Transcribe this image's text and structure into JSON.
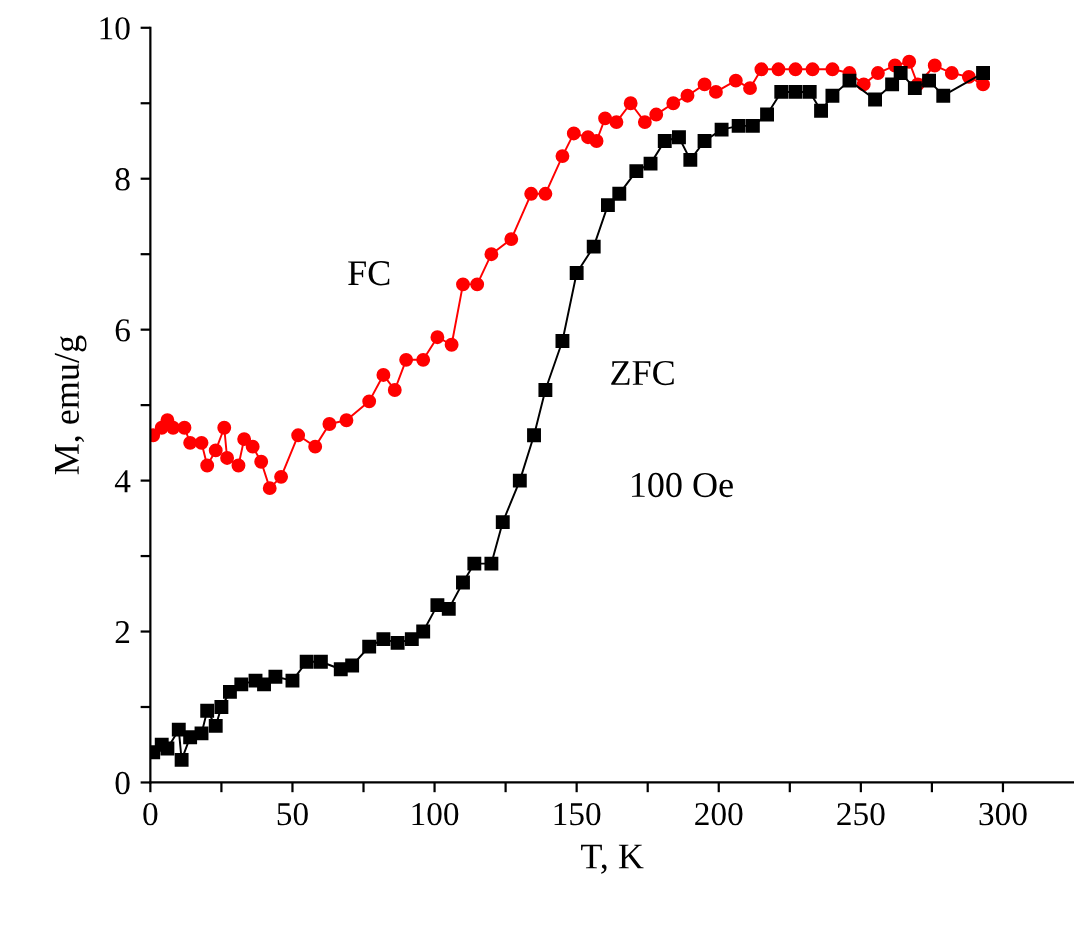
{
  "chart_data": {
    "type": "line",
    "xlabel": "T, K",
    "ylabel": "M, emu/g",
    "xlim": [
      0,
      325
    ],
    "ylim": [
      0,
      10
    ],
    "xticks": [
      0,
      {
        "value": 25,
        "label": null
      },
      50,
      {
        "value": 75,
        "label": null
      },
      100,
      {
        "value": 125,
        "label": null
      },
      150,
      {
        "value": 175,
        "label": null
      },
      200,
      {
        "value": 225,
        "label": null
      },
      250,
      {
        "value": 275,
        "label": null
      },
      300
    ],
    "yticks": [
      0,
      {
        "value": 1,
        "label": null
      },
      2,
      {
        "value": 3,
        "label": null
      },
      4,
      {
        "value": 5,
        "label": null
      },
      6,
      {
        "value": 7,
        "label": null
      },
      8,
      {
        "value": 9,
        "label": null
      },
      10
    ],
    "grid": false,
    "legend": false,
    "line_style": "solid",
    "series": [
      {
        "name": "FC",
        "color": "#ff0000",
        "marker": "circle",
        "x": [
          1,
          4,
          6,
          8,
          12,
          14,
          18,
          20,
          23,
          26,
          27,
          31,
          33,
          36,
          39,
          42,
          46,
          52,
          58,
          63,
          69,
          77,
          82,
          86,
          90,
          96,
          101,
          106,
          110,
          115,
          120,
          127,
          134,
          139,
          145,
          149,
          154,
          157,
          160,
          164,
          169,
          174,
          178,
          184,
          189,
          195,
          199,
          206,
          211,
          215,
          221,
          227,
          233,
          240,
          246,
          251,
          256,
          262,
          267,
          270,
          276,
          282,
          288,
          293
        ],
        "values": [
          4.6,
          4.7,
          4.8,
          4.7,
          4.7,
          4.5,
          4.5,
          4.2,
          4.4,
          4.7,
          4.3,
          4.2,
          4.55,
          4.45,
          4.25,
          3.9,
          4.05,
          4.6,
          4.45,
          4.75,
          4.8,
          5.05,
          5.4,
          5.2,
          5.6,
          5.6,
          5.9,
          5.8,
          6.6,
          6.6,
          7.0,
          7.2,
          7.8,
          7.8,
          8.3,
          8.6,
          8.55,
          8.5,
          8.8,
          8.75,
          9.0,
          8.75,
          8.85,
          9.0,
          9.1,
          9.25,
          9.15,
          9.3,
          9.2,
          9.45,
          9.45,
          9.45,
          9.45,
          9.45,
          9.4,
          9.25,
          9.4,
          9.5,
          9.55,
          9.25,
          9.5,
          9.4,
          9.35,
          9.25
        ]
      },
      {
        "name": "ZFC",
        "color": "#000000",
        "marker": "square",
        "x": [
          1,
          4,
          6,
          10,
          11,
          14,
          18,
          20,
          23,
          25,
          28,
          32,
          37,
          40,
          44,
          50,
          55,
          60,
          67,
          71,
          77,
          82,
          87,
          92,
          96,
          101,
          105,
          110,
          114,
          120,
          124,
          130,
          135,
          139,
          145,
          150,
          156,
          161,
          165,
          171,
          176,
          181,
          186,
          190,
          195,
          201,
          207,
          212,
          217,
          222,
          227,
          232,
          236,
          240,
          246,
          255,
          261,
          264,
          269,
          274,
          279,
          293
        ],
        "values": [
          0.4,
          0.5,
          0.45,
          0.7,
          0.3,
          0.6,
          0.65,
          0.95,
          0.75,
          1.0,
          1.2,
          1.3,
          1.35,
          1.3,
          1.4,
          1.35,
          1.6,
          1.6,
          1.5,
          1.55,
          1.8,
          1.9,
          1.85,
          1.9,
          2.0,
          2.35,
          2.3,
          2.65,
          2.9,
          2.9,
          3.45,
          4.0,
          4.6,
          5.2,
          5.85,
          6.75,
          7.1,
          7.65,
          7.8,
          8.1,
          8.2,
          8.5,
          8.55,
          8.25,
          8.5,
          8.65,
          8.7,
          8.7,
          8.85,
          9.15,
          9.15,
          9.15,
          8.9,
          9.1,
          9.3,
          9.05,
          9.25,
          9.4,
          9.2,
          9.3,
          9.1,
          9.4
        ]
      }
    ],
    "annotations": [
      "100 Oe"
    ]
  }
}
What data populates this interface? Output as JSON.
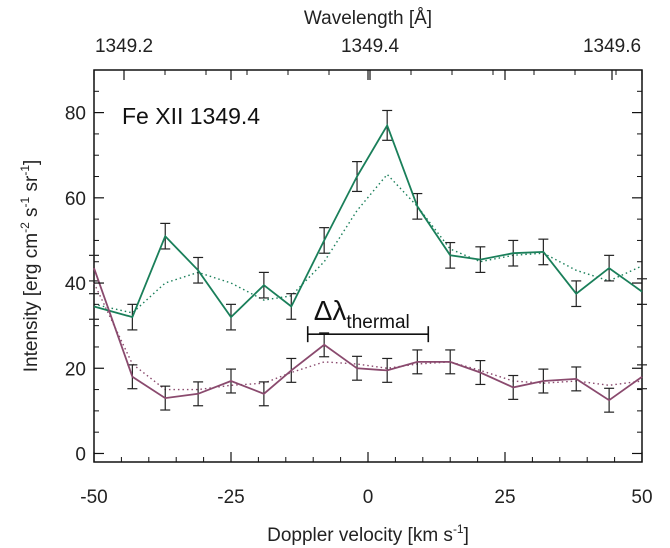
{
  "chart_data": {
    "type": "line",
    "annotation": "Fe XII 1349.4",
    "xlabel": "Doppler velocity [km s",
    "xlabel_sup": "-1",
    "xlabel_close": "]",
    "top_xlabel": "Wavelength [Å]",
    "ylabel_parts": [
      "Intensity [erg cm",
      "-2",
      " s",
      "-1",
      " sr",
      "-1",
      "]"
    ],
    "xlim": [
      -50,
      50
    ],
    "ylim": [
      -2,
      90
    ],
    "x_ticks": [
      "-50",
      "-25",
      "0",
      "25",
      "50"
    ],
    "y_ticks": [
      "0",
      "20",
      "40",
      "60",
      "80"
    ],
    "top_ticks": [
      "1349.2",
      "1349.4",
      "1349.6"
    ],
    "thermal_label": "Δλ",
    "thermal_label_sub": "thermal",
    "thermal_range": [
      -11,
      11
    ],
    "thermal_y": 28,
    "colors": {
      "series1": "#1a7f5a",
      "series2": "#8a4a6e",
      "errorbar": "#222222"
    },
    "series": [
      {
        "x": [
          -50,
          -43,
          -37,
          -31,
          -25,
          -19,
          -14,
          -8,
          -2,
          3.5,
          9,
          15,
          20.5,
          26.5,
          32,
          38,
          44,
          50
        ],
        "values": [
          34.5,
          32,
          51,
          43,
          32,
          39.5,
          34.5,
          50,
          65,
          77,
          58,
          46.5,
          45.5,
          47,
          47.3,
          37.5,
          43.5,
          38
        ],
        "errors": [
          3,
          3,
          3,
          3,
          3,
          3,
          3,
          3,
          3.5,
          3.5,
          3,
          3,
          3,
          3,
          3,
          3,
          3,
          3
        ],
        "fit_values": [
          35,
          33,
          40,
          42.5,
          40,
          36,
          37,
          45,
          57,
          65.5,
          58,
          48,
          45,
          46.5,
          47,
          43,
          40.5,
          44
        ]
      },
      {
        "x": [
          -50,
          -43,
          -37,
          -31,
          -25,
          -19,
          -14,
          -8,
          -2,
          3.5,
          9,
          15,
          20.5,
          26.5,
          32,
          38,
          44,
          50
        ],
        "values": [
          43.5,
          18,
          13,
          14,
          17,
          14,
          19.5,
          25.5,
          20,
          19.5,
          21.5,
          21.5,
          19,
          15.5,
          17,
          17.5,
          12.5,
          18
        ],
        "errors": [
          3,
          2.8,
          2.8,
          2.8,
          2.8,
          2.8,
          2.8,
          2.8,
          2.8,
          2.8,
          2.8,
          2.8,
          2.8,
          2.8,
          2.8,
          2.8,
          2.8,
          2.8
        ],
        "fit_values": [
          40,
          21,
          15,
          15,
          16,
          16.5,
          19,
          21.5,
          21,
          20,
          21,
          21.5,
          19.5,
          17,
          16.5,
          17,
          16,
          17
        ]
      }
    ]
  }
}
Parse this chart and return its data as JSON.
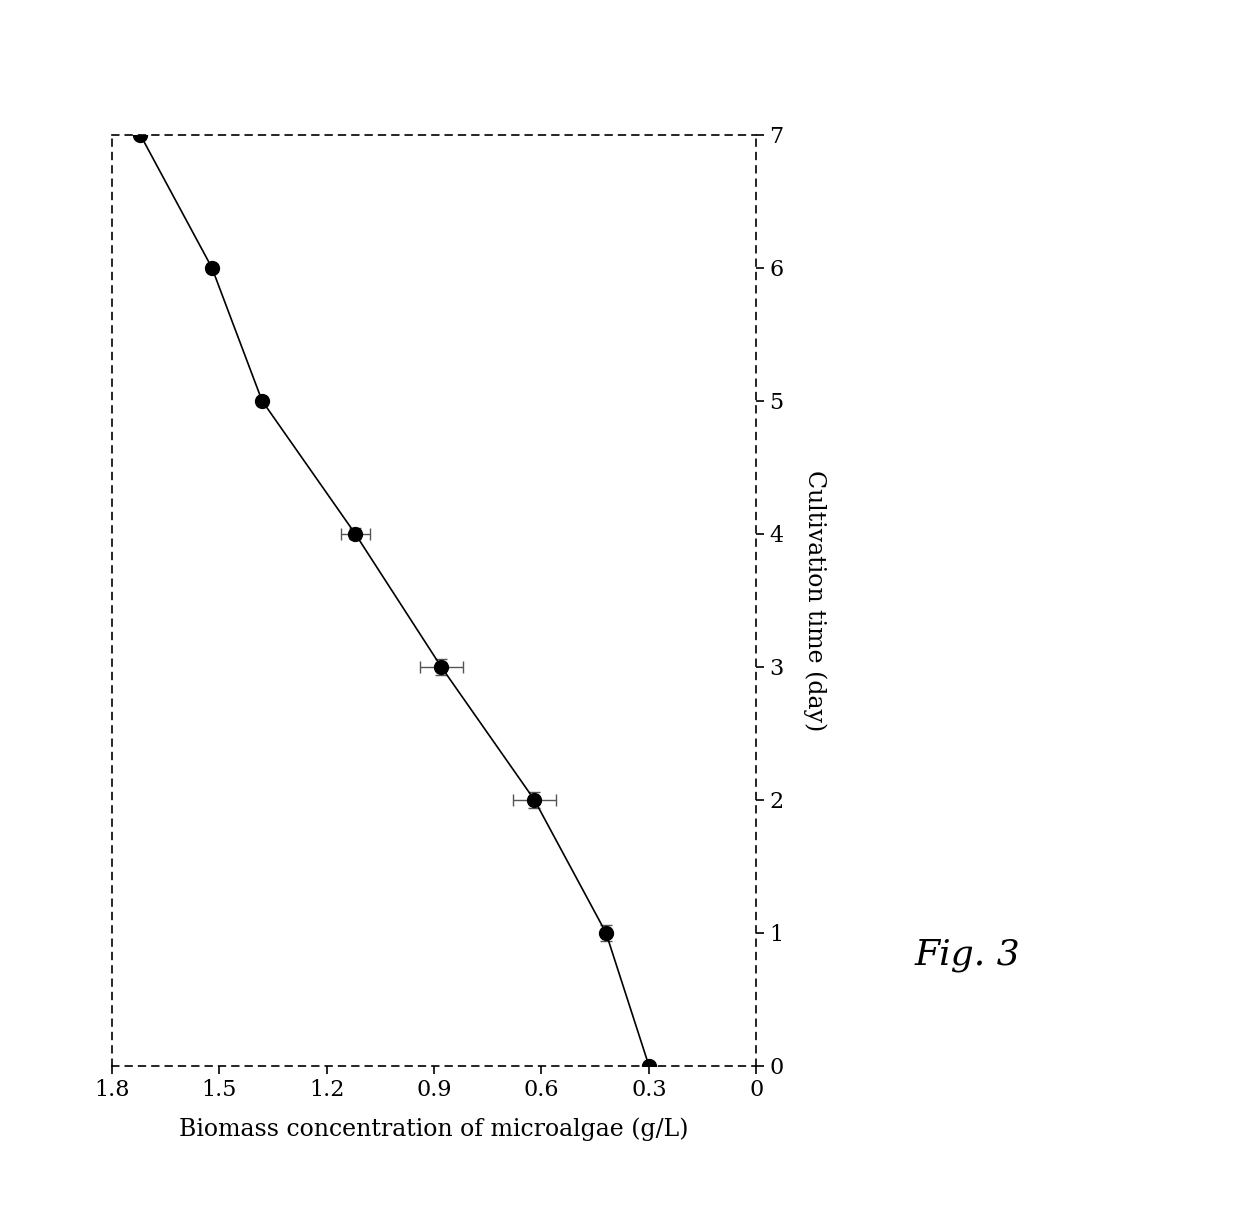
{
  "time": [
    0,
    1,
    2,
    3,
    4,
    5,
    6,
    7
  ],
  "biomass": [
    0.3,
    0.42,
    0.62,
    0.88,
    1.12,
    1.38,
    1.52,
    1.72
  ],
  "biomass_xerr": [
    0.0,
    0.0,
    0.06,
    0.06,
    0.04,
    0.0,
    0.0,
    0.0
  ],
  "time_yerr": [
    0.0,
    0.06,
    0.06,
    0.06,
    0.04,
    0.0,
    0.0,
    0.0
  ],
  "xlabel_bottom": "Biomass concentration of microalgae (g/L)",
  "ylabel_right": "Cultivation time (day)",
  "biomass_ticks": [
    0,
    0.3,
    0.6,
    0.9,
    1.2,
    1.5,
    1.8
  ],
  "time_ticks": [
    0,
    1,
    2,
    3,
    4,
    5,
    6,
    7
  ],
  "biomass_lim": [
    0,
    1.8
  ],
  "time_lim": [
    0,
    7
  ],
  "line_color": "#000000",
  "marker_color": "#000000",
  "marker_size": 10,
  "line_width": 1.2,
  "caption": "Fig. 3",
  "figsize": [
    12.4,
    12.25
  ],
  "dpi": 100,
  "background_color": "#ffffff"
}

* * * * * * * * *

**Work required**
Select, from the listing, all lines that include the word "JSON".

**Result for this exercise**
Transcribe this image's text and structure into JSON.
What data populates this interface? Output as JSON.
Parse this chart and return its data as JSON.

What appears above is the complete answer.